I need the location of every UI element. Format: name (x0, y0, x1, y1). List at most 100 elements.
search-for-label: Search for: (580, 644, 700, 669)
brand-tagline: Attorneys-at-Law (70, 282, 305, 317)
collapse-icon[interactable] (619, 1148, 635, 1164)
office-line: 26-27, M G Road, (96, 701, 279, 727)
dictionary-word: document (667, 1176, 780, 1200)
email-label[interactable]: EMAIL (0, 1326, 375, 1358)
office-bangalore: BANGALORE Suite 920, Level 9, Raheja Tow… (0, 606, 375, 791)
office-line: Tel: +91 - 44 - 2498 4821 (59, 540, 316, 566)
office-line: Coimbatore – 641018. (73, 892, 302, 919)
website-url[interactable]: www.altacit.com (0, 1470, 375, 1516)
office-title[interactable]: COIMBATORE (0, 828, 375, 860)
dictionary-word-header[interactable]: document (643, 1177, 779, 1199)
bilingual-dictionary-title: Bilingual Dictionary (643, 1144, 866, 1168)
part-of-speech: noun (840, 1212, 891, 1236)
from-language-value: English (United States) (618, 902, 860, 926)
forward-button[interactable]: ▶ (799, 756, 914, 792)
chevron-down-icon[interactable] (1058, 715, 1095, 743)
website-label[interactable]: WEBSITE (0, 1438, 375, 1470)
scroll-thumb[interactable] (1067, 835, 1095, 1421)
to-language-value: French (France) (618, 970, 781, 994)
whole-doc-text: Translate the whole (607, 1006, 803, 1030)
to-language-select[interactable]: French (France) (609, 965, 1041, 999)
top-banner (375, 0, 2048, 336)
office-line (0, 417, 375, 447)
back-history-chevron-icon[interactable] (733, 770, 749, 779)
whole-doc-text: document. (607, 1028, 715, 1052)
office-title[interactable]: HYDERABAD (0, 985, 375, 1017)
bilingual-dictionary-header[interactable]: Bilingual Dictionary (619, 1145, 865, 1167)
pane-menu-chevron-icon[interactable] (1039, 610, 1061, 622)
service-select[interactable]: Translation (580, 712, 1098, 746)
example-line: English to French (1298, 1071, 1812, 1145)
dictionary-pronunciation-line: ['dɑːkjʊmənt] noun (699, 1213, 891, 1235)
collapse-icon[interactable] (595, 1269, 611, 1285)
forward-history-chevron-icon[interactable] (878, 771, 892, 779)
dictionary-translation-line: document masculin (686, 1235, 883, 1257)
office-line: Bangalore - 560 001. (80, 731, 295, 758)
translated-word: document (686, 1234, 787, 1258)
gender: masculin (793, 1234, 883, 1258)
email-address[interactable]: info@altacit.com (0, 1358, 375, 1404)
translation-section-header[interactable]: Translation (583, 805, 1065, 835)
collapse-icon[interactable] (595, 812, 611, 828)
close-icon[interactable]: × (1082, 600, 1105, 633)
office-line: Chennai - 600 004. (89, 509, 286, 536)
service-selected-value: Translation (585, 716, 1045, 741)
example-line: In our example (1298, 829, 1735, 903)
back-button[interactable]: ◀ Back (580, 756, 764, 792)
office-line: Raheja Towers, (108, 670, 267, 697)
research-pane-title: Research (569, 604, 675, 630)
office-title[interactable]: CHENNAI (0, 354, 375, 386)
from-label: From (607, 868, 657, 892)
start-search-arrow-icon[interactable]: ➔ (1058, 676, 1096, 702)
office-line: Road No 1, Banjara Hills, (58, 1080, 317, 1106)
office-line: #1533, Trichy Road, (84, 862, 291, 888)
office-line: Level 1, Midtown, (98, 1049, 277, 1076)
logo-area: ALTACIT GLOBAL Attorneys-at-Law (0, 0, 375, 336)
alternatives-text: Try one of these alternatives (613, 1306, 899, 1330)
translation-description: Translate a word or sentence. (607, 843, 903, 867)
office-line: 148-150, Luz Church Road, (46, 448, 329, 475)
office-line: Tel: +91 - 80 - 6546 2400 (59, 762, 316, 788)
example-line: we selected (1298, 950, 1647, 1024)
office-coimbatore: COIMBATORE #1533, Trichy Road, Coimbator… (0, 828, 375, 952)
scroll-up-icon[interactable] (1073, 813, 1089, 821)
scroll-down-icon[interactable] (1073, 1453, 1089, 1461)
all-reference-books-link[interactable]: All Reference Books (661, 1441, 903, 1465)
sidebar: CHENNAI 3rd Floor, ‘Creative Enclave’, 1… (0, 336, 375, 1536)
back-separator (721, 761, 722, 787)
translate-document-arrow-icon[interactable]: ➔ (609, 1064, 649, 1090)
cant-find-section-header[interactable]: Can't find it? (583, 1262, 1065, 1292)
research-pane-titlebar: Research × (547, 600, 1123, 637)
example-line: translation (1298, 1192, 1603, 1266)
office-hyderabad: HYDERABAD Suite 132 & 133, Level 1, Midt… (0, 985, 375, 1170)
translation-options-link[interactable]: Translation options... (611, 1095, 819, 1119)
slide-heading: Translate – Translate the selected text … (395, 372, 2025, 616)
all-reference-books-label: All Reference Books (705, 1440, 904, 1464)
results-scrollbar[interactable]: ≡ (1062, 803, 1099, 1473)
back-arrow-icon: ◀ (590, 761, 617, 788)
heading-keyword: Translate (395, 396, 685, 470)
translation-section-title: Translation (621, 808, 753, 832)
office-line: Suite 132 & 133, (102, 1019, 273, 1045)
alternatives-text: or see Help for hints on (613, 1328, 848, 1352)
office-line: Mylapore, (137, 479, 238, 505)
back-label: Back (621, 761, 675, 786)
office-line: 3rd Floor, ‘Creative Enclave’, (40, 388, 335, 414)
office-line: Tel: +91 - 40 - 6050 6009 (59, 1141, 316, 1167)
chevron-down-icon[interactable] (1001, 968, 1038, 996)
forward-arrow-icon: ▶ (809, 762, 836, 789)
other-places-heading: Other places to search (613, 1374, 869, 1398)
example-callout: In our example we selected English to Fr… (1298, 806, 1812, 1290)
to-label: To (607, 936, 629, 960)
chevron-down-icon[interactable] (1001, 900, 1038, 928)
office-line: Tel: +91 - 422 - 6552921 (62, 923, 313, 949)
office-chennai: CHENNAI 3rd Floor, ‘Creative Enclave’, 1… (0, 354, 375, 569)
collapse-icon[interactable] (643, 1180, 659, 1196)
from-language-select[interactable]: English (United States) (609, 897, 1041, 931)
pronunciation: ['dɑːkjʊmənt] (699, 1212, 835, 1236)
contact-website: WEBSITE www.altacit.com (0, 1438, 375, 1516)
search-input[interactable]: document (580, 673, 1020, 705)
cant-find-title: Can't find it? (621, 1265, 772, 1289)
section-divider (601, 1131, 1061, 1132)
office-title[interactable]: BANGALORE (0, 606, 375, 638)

---

• _STATED GOAL_: Copy out the rows from the very first one through the row that contains "office-line: 26-27, M", including both of those rows and changing nothing.

• _TASK RESPONSE_:
I need the location of every UI element. Format: name (x0, y0, x1, y1). List at most 100 elements.
search-for-label: Search for: (580, 644, 700, 669)
brand-tagline: Attorneys-at-Law (70, 282, 305, 317)
collapse-icon[interactable] (619, 1148, 635, 1164)
office-line: 26-27, M G Road, (96, 701, 279, 727)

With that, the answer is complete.